• WHAT TO DO: Return the records that follow unaltered. Omit every picture.
------------------------------------
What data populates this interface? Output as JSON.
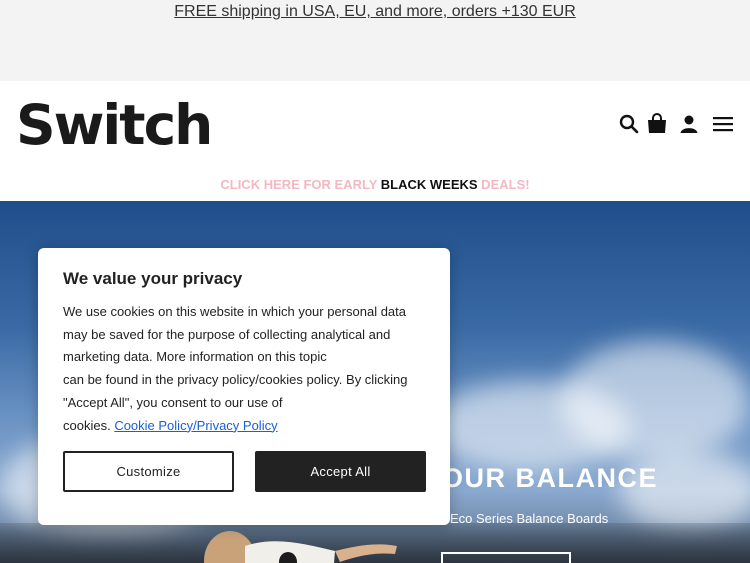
{
  "topbar": {
    "shipping_text": "FREE shipping in USA, EU, and more, orders +130 EUR"
  },
  "header": {
    "logo_text": "Switch",
    "icons": [
      "search-icon",
      "shopping-bag-icon",
      "account-icon",
      "menu-icon"
    ]
  },
  "promo": {
    "part1": "CLICK HERE FOR EARLY ",
    "part2": "BLACK WEEKS",
    "part3": " DEALS!",
    "colors": {
      "pink": "#f4b8c2",
      "dark": "#111111"
    }
  },
  "hero": {
    "title": "OUR BALANCE",
    "subtitle": "Eco Series Balance Boards"
  },
  "cookie_banner": {
    "title": "We value your privacy",
    "body_lines": [
      "We use cookies on this website in which your personal data",
      "may be saved for the purpose of collecting analytical and",
      "marketing data. More information on this topic",
      "can be found in the privacy policy/cookies policy. By clicking",
      "\"Accept All\", you consent to our use of"
    ],
    "body_last": "cookies. ",
    "link_text": "Cookie Policy/Privacy Policy",
    "customize_label": "Customize",
    "accept_label": "Accept All",
    "colors": {
      "link": "#1a5fd6",
      "button_dark": "#222222"
    }
  }
}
------------------------------------
• RESULT OF THE TASK:
What data populates this interface? Output as JSON.
{
  "topbar": {
    "shipping_text": "FREE shipping in USA, EU, and more, orders +130 EUR"
  },
  "header": {
    "logo_text": "Switch",
    "icons": [
      "search-icon",
      "shopping-bag-icon",
      "account-icon",
      "menu-icon"
    ]
  },
  "promo": {
    "part1": "CLICK HERE FOR EARLY ",
    "part2": "BLACK WEEKS",
    "part3": " DEALS!",
    "colors": {
      "pink": "#f4b8c2",
      "dark": "#111111"
    }
  },
  "hero": {
    "title": "OUR BALANCE",
    "subtitle": "Eco Series Balance Boards"
  },
  "cookie_banner": {
    "title": "We value your privacy",
    "body_lines": [
      "We use cookies on this website in which your personal data",
      "may be saved for the purpose of collecting analytical and",
      "marketing data. More information on this topic",
      "can be found in the privacy policy/cookies policy. By clicking",
      "\"Accept All\", you consent to our use of"
    ],
    "body_last": "cookies. ",
    "link_text": "Cookie Policy/Privacy Policy",
    "customize_label": "Customize",
    "accept_label": "Accept All",
    "colors": {
      "link": "#1a5fd6",
      "button_dark": "#222222"
    }
  }
}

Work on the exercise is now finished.